Reproduce the listing below verbatim.

• STORED DATA:
● ● ● ● ●

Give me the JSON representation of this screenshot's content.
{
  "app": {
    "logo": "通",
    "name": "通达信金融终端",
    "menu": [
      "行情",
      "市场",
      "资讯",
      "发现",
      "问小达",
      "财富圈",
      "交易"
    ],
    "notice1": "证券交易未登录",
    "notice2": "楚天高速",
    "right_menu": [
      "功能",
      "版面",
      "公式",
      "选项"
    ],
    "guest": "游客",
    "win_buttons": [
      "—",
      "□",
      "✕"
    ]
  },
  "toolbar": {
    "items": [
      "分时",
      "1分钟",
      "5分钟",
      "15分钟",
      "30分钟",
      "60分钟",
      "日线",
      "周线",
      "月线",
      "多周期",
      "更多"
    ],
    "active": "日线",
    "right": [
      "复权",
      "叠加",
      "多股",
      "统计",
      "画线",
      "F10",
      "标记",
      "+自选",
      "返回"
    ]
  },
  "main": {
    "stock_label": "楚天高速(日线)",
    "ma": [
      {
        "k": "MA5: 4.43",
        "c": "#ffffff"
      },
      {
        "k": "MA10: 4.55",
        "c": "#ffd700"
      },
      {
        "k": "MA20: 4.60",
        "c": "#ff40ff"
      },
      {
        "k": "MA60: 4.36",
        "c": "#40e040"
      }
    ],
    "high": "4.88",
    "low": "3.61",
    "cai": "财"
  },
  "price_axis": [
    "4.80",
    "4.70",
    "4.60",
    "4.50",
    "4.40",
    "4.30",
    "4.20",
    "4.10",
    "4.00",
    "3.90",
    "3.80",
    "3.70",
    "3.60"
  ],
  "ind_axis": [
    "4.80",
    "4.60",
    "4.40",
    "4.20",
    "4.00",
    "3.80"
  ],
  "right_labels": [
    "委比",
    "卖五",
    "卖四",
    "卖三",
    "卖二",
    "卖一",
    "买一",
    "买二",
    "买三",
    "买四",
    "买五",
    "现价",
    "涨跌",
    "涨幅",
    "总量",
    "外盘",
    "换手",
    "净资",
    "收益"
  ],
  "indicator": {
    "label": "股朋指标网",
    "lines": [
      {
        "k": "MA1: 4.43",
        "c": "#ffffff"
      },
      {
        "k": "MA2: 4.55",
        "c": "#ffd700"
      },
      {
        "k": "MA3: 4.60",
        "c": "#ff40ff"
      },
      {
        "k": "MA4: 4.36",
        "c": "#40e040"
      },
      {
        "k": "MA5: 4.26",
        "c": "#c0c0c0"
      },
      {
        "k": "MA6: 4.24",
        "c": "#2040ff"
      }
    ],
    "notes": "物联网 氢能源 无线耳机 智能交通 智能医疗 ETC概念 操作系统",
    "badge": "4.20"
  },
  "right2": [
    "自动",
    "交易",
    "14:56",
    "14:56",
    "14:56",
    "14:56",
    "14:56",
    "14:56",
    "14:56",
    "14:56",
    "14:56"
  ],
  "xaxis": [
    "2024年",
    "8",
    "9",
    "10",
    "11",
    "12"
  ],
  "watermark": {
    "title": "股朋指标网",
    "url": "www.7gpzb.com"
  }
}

● ● ● ● ●

• OUTPUT OF THE TASK:
Give me the JSON representation of this screenshot's content.
{
  "app": {
    "logo": "通",
    "name": "通达信金融终端",
    "menu": [
      "行情",
      "市场",
      "资讯",
      "发现",
      "问小达",
      "财富圈",
      "交易"
    ],
    "notice1": "证券交易未登录",
    "notice2": "楚天高速",
    "right_menu": [
      "功能",
      "版面",
      "公式",
      "选项"
    ],
    "guest": "游客",
    "win_buttons": [
      "—",
      "□",
      "✕"
    ]
  },
  "toolbar": {
    "items": [
      "分时",
      "1分钟",
      "5分钟",
      "15分钟",
      "30分钟",
      "60分钟",
      "日线",
      "周线",
      "月线",
      "多周期",
      "更多"
    ],
    "active": "日线",
    "right": [
      "复权",
      "叠加",
      "多股",
      "统计",
      "画线",
      "F10",
      "标记",
      "+自选",
      "返回"
    ]
  },
  "main": {
    "stock_label": "楚天高速(日线)",
    "ma": [
      {
        "k": "MA5: 4.43",
        "c": "#ffffff"
      },
      {
        "k": "MA10: 4.55",
        "c": "#ffd700"
      },
      {
        "k": "MA20: 4.60",
        "c": "#ff40ff"
      },
      {
        "k": "MA60: 4.36",
        "c": "#40e040"
      }
    ],
    "high": "4.88",
    "low": "3.61",
    "cai": "财"
  },
  "price_axis": [
    "4.80",
    "4.70",
    "4.60",
    "4.50",
    "4.40",
    "4.30",
    "4.20",
    "4.10",
    "4.00",
    "3.90",
    "3.80",
    "3.70",
    "3.60"
  ],
  "ind_axis": [
    "4.80",
    "4.60",
    "4.40",
    "4.20",
    "4.00",
    "3.80"
  ],
  "right_labels": [
    "委比",
    "卖五",
    "卖四",
    "卖三",
    "卖二",
    "卖一",
    "买一",
    "买二",
    "买三",
    "买四",
    "买五",
    "现价",
    "涨跌",
    "涨幅",
    "总量",
    "外盘",
    "换手",
    "净资",
    "收益"
  ],
  "indicator": {
    "label": "股朋指标网",
    "lines": [
      {
        "k": "MA1: 4.43",
        "c": "#ffffff"
      },
      {
        "k": "MA2: 4.55",
        "c": "#ffd700"
      },
      {
        "k": "MA3: 4.60",
        "c": "#ff40ff"
      },
      {
        "k": "MA4: 4.36",
        "c": "#40e040"
      },
      {
        "k": "MA5: 4.26",
        "c": "#c0c0c0"
      },
      {
        "k": "MA6: 4.24",
        "c": "#2040ff"
      }
    ],
    "notes": "物联网 氢能源 无线耳机 智能交通 智能医疗 ETC概念 操作系统",
    "badge": "4.20"
  },
  "right2": [
    "自动",
    "交易",
    "14:56",
    "14:56",
    "14:56",
    "14:56",
    "14:56",
    "14:56",
    "14:56",
    "14:56",
    "14:56"
  ],
  "xaxis": [
    "2024年",
    "8",
    "9",
    "10",
    "11",
    "12"
  ],
  "watermark": {
    "title": "股朋指标网",
    "url": "www.7gpzb.com"
  }
}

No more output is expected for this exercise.